▸ **TASK STATEMENT**: Restate the listing below word for word, omitting any images.
<<<<
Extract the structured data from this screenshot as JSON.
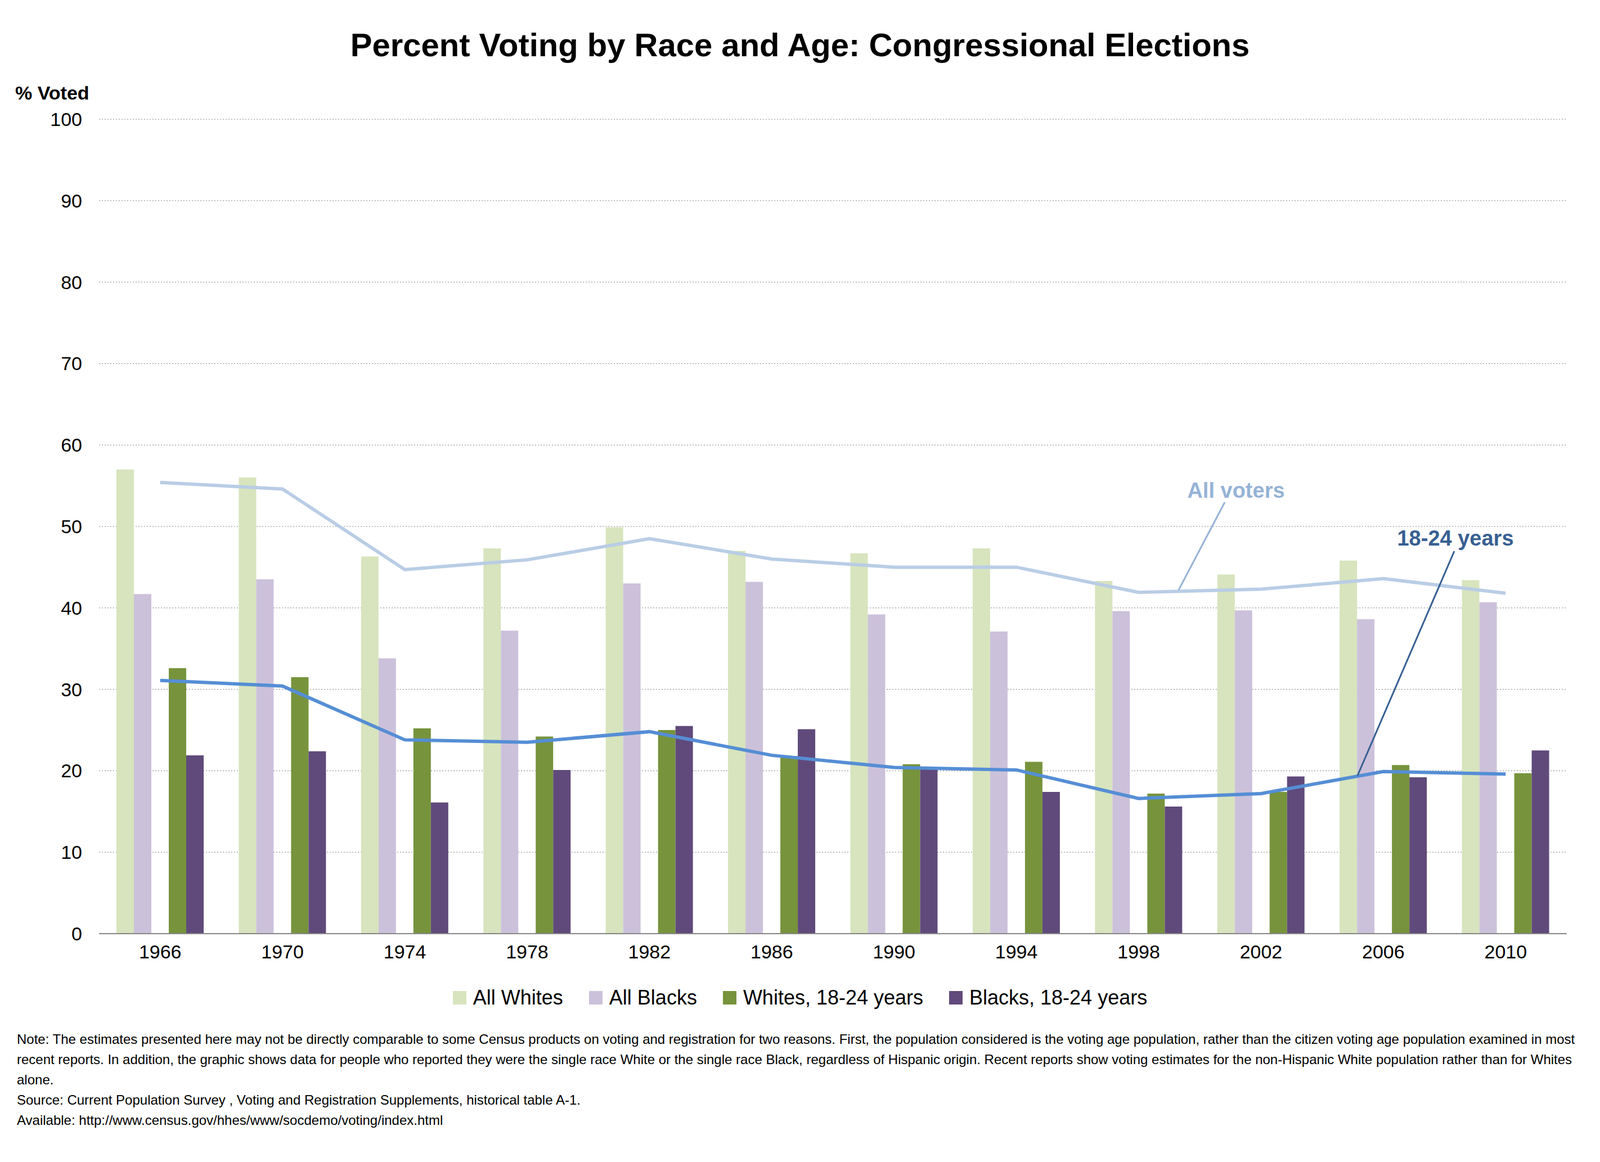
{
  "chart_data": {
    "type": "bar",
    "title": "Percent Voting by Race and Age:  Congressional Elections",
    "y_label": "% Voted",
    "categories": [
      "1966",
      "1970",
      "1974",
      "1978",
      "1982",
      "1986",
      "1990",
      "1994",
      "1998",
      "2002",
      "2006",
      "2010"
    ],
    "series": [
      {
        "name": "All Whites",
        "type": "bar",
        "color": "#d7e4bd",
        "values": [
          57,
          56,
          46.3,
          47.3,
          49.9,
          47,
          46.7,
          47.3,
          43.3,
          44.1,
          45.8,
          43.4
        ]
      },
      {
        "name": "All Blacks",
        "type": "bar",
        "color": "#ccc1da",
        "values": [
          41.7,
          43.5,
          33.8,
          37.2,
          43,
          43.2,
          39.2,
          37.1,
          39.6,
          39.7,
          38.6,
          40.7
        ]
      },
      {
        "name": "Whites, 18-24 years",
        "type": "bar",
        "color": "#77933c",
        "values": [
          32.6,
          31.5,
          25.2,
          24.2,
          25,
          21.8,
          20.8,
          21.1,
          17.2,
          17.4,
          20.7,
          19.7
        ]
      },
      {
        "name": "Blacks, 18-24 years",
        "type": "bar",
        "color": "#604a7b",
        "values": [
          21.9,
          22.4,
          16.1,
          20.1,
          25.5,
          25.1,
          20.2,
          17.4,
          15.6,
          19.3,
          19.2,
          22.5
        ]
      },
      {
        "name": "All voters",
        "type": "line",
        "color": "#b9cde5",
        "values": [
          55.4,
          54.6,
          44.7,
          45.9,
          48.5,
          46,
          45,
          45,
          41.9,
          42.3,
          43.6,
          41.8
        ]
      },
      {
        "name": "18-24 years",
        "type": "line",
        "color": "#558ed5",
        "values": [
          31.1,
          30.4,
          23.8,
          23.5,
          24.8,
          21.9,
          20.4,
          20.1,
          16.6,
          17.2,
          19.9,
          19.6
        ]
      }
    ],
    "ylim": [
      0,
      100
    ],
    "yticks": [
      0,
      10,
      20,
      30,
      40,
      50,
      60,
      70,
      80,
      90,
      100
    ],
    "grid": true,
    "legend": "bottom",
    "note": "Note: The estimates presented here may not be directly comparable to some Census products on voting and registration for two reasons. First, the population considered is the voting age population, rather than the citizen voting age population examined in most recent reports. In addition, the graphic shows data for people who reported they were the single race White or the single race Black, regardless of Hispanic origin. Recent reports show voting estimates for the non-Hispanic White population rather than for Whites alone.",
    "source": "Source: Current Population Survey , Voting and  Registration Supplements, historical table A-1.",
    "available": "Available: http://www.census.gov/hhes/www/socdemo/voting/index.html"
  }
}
>>>>
▸ **THE COMPLETED TASK**:
Extract the structured data from this screenshot as JSON.
{
  "chart_data": {
    "type": "bar",
    "title": "Percent Voting by Race and Age:  Congressional Elections",
    "y_label": "% Voted",
    "categories": [
      "1966",
      "1970",
      "1974",
      "1978",
      "1982",
      "1986",
      "1990",
      "1994",
      "1998",
      "2002",
      "2006",
      "2010"
    ],
    "series": [
      {
        "name": "All Whites",
        "type": "bar",
        "color": "#d7e4bd",
        "values": [
          57,
          56,
          46.3,
          47.3,
          49.9,
          47,
          46.7,
          47.3,
          43.3,
          44.1,
          45.8,
          43.4
        ]
      },
      {
        "name": "All Blacks",
        "type": "bar",
        "color": "#ccc1da",
        "values": [
          41.7,
          43.5,
          33.8,
          37.2,
          43,
          43.2,
          39.2,
          37.1,
          39.6,
          39.7,
          38.6,
          40.7
        ]
      },
      {
        "name": "Whites, 18-24 years",
        "type": "bar",
        "color": "#77933c",
        "values": [
          32.6,
          31.5,
          25.2,
          24.2,
          25,
          21.8,
          20.8,
          21.1,
          17.2,
          17.4,
          20.7,
          19.7
        ]
      },
      {
        "name": "Blacks, 18-24 years",
        "type": "bar",
        "color": "#604a7b",
        "values": [
          21.9,
          22.4,
          16.1,
          20.1,
          25.5,
          25.1,
          20.2,
          17.4,
          15.6,
          19.3,
          19.2,
          22.5
        ]
      },
      {
        "name": "All voters",
        "type": "line",
        "color": "#b9cde5",
        "values": [
          55.4,
          54.6,
          44.7,
          45.9,
          48.5,
          46,
          45,
          45,
          41.9,
          42.3,
          43.6,
          41.8
        ]
      },
      {
        "name": "18-24 years",
        "type": "line",
        "color": "#558ed5",
        "values": [
          31.1,
          30.4,
          23.8,
          23.5,
          24.8,
          21.9,
          20.4,
          20.1,
          16.6,
          17.2,
          19.9,
          19.6
        ]
      }
    ],
    "ylim": [
      0,
      100
    ],
    "yticks": [
      0,
      10,
      20,
      30,
      40,
      50,
      60,
      70,
      80,
      90,
      100
    ],
    "grid": true,
    "legend": "bottom",
    "note": "Note: The estimates presented here may not be directly comparable to some Census products on voting and registration for two reasons. First, the population considered is the voting age population, rather than the citizen voting age population examined in most recent reports. In addition, the graphic shows data for people who reported they were the single race White or the single race Black, regardless of Hispanic origin. Recent reports show voting estimates for the non-Hispanic White population rather than for Whites alone.",
    "source": "Source: Current Population Survey , Voting and  Registration Supplements, historical table A-1.",
    "available": "Available: http://www.census.gov/hhes/www/socdemo/voting/index.html"
  }
}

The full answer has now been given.